What is expected:
Check each line of the listing below for the string "this", and copy the ones that have it.

Record extracts:
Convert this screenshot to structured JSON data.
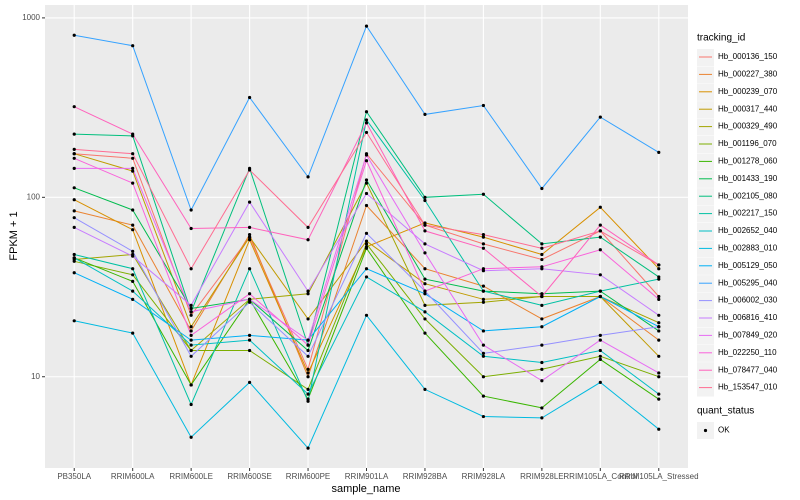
{
  "chart_data": {
    "type": "line",
    "x_label": "sample_name",
    "y_label": "FPKM + 1",
    "log_y": true,
    "grid": true,
    "legend_position": "right",
    "legend_title": "tracking_id",
    "point_legend_title": "quant_status",
    "point_legend_label": "OK",
    "point_color": "#000000",
    "categories": [
      "PB350LA",
      "RRIM600LA",
      "RRIM600LE",
      "RRIM600SE",
      "RRIM600PE",
      "RRIM901LA",
      "RRIM928BA",
      "RRIM928LA",
      "RRIM928LE",
      "RRIM105LA_Control",
      "RRIM105LA_Stressed"
    ],
    "ylim": [
      3.1,
      1180
    ],
    "yticks": [
      10,
      100,
      1000
    ],
    "series": [
      {
        "name": "Hb_000136_150",
        "color": "#F8766D",
        "values": [
          175,
          165,
          22,
          60,
          11,
          175,
          70,
          55,
          45,
          65,
          28
        ]
      },
      {
        "name": "Hb_000227_380",
        "color": "#EA8331",
        "values": [
          84,
          70,
          18,
          62,
          10,
          90,
          40,
          32,
          21,
          28,
          16
        ]
      },
      {
        "name": "Hb_000239_070",
        "color": "#D89000",
        "values": [
          97,
          66,
          9,
          58,
          10.5,
          53,
          72,
          60,
          48,
          88,
          40
        ]
      },
      {
        "name": "Hb_000317_440",
        "color": "#C09B00",
        "values": [
          175,
          140,
          19,
          60,
          21,
          57,
          33,
          27,
          28,
          28,
          13
        ]
      },
      {
        "name": "Hb_000329_490",
        "color": "#A3A500",
        "values": [
          45,
          48,
          14,
          27,
          29,
          120,
          25,
          26,
          28,
          28,
          20
        ]
      },
      {
        "name": "Hb_001196_070",
        "color": "#7CAE00",
        "values": [
          44,
          37,
          14,
          14,
          8.5,
          55,
          21,
          10,
          11,
          13,
          10
        ]
      },
      {
        "name": "Hb_001278_060",
        "color": "#39B600",
        "values": [
          46,
          34,
          9,
          27,
          7.5,
          52,
          17.5,
          7.8,
          6.7,
          12.5,
          7.5
        ]
      },
      {
        "name": "Hb_001433_190",
        "color": "#00BB4E",
        "values": [
          113,
          85,
          24,
          27,
          14,
          125,
          35,
          30,
          29,
          30,
          18
        ]
      },
      {
        "name": "Hb_002105_080",
        "color": "#00BF7D",
        "values": [
          225,
          220,
          23,
          145,
          15,
          300,
          100,
          104,
          55,
          60,
          36
        ]
      },
      {
        "name": "Hb_002217_150",
        "color": "#00C1A3",
        "values": [
          48,
          40,
          7,
          40,
          7.3,
          270,
          96,
          30,
          25,
          30,
          35
        ]
      },
      {
        "name": "Hb_002652_040",
        "color": "#00BFC4",
        "values": [
          46,
          30,
          15,
          16,
          8,
          36,
          23,
          13,
          12,
          14,
          8
        ]
      },
      {
        "name": "Hb_002883_010",
        "color": "#00BAE0",
        "values": [
          20.5,
          17.5,
          4.6,
          9.3,
          4.0,
          22,
          8.5,
          6.0,
          5.9,
          9.3,
          5.1
        ]
      },
      {
        "name": "Hb_005129_050",
        "color": "#00B0F6",
        "values": [
          38,
          27,
          16,
          17,
          16,
          40,
          29,
          18,
          19,
          28,
          19
        ]
      },
      {
        "name": "Hb_005295_040",
        "color": "#35A2FF",
        "values": [
          800,
          700,
          85,
          360,
          130,
          900,
          290,
          325,
          112,
          280,
          178
        ]
      },
      {
        "name": "Hb_006002_030",
        "color": "#9590FF",
        "values": [
          77,
          50,
          13,
          26,
          13,
          63,
          30,
          13.5,
          15,
          17,
          19
        ]
      },
      {
        "name": "Hb_006816_410",
        "color": "#C77CFF",
        "values": [
          68,
          47,
          25,
          94,
          30,
          105,
          55,
          39,
          40,
          37,
          22
        ]
      },
      {
        "name": "Hb_007849_020",
        "color": "#E76BF3",
        "values": [
          145,
          145,
          23,
          27,
          16,
          172,
          49,
          15,
          9.5,
          16,
          10.5
        ]
      },
      {
        "name": "Hb_022250_110",
        "color": "#FA62DB",
        "values": [
          165,
          120,
          17,
          29,
          15,
          160,
          30,
          40,
          41,
          51,
          27
        ]
      },
      {
        "name": "Hb_078477_040",
        "color": "#FF62BC",
        "values": [
          320,
          225,
          67,
          68,
          58,
          260,
          65,
          52,
          28,
          70,
          42
        ]
      },
      {
        "name": "Hb_153547_010",
        "color": "#FF6C91",
        "values": [
          185,
          175,
          40,
          142,
          68,
          230,
          70,
          62,
          52,
          65,
          42
        ]
      }
    ]
  }
}
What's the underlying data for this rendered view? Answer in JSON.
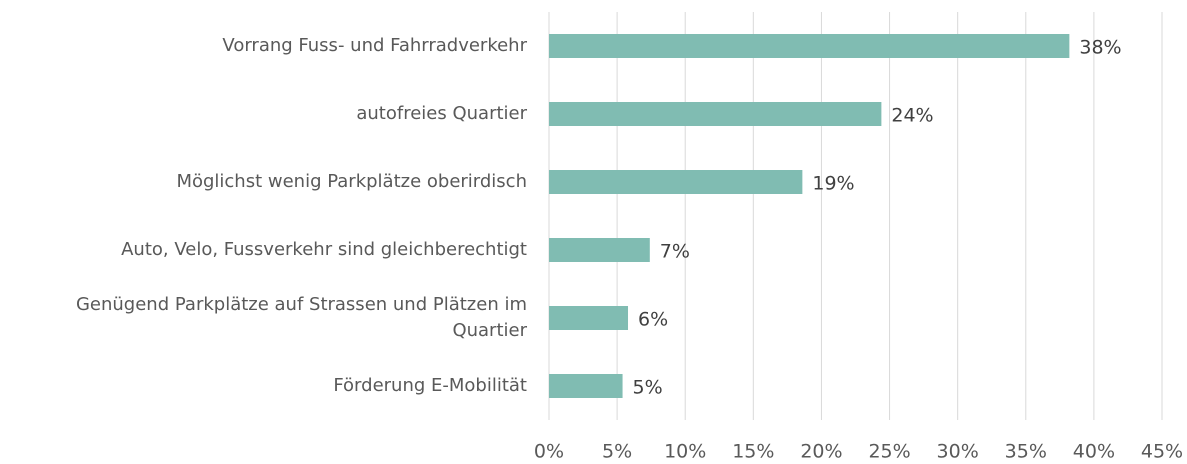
{
  "chart_data": {
    "type": "barh",
    "categories": [
      "Vorrang Fuss- und Fahrradverkehr",
      "autofreies Quartier",
      "Möglichst wenig Parkplätze oberirdisch",
      "Auto, Velo, Fussverkehr sind gleichberechtigt",
      "Genügend Parkplätze auf Strassen und Plätzen im Quartier",
      "Förderung E-Mobilität"
    ],
    "values": [
      38.2,
      24.4,
      18.6,
      7.4,
      5.8,
      5.4
    ],
    "value_labels": [
      "38%",
      "24%",
      "19%",
      "7%",
      "6%",
      "5%"
    ],
    "color": "#80bcb2",
    "xlim": [
      0,
      45
    ],
    "xticks": [
      {
        "value": 0,
        "label": "0%"
      },
      {
        "value": 5,
        "label": "5%"
      },
      {
        "value": 10,
        "label": "10%"
      },
      {
        "value": 15,
        "label": "15%"
      },
      {
        "value": 20,
        "label": "20%"
      },
      {
        "value": 25,
        "label": "25%"
      },
      {
        "value": 30,
        "label": "30%"
      },
      {
        "value": 35,
        "label": "35%"
      },
      {
        "value": 40,
        "label": "40%"
      },
      {
        "value": 45,
        "label": "45%"
      }
    ],
    "grid": true
  }
}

Answer for the task:
Convert this screenshot to structured JSON data.
What's the underlying data for this rendered view? Answer in JSON.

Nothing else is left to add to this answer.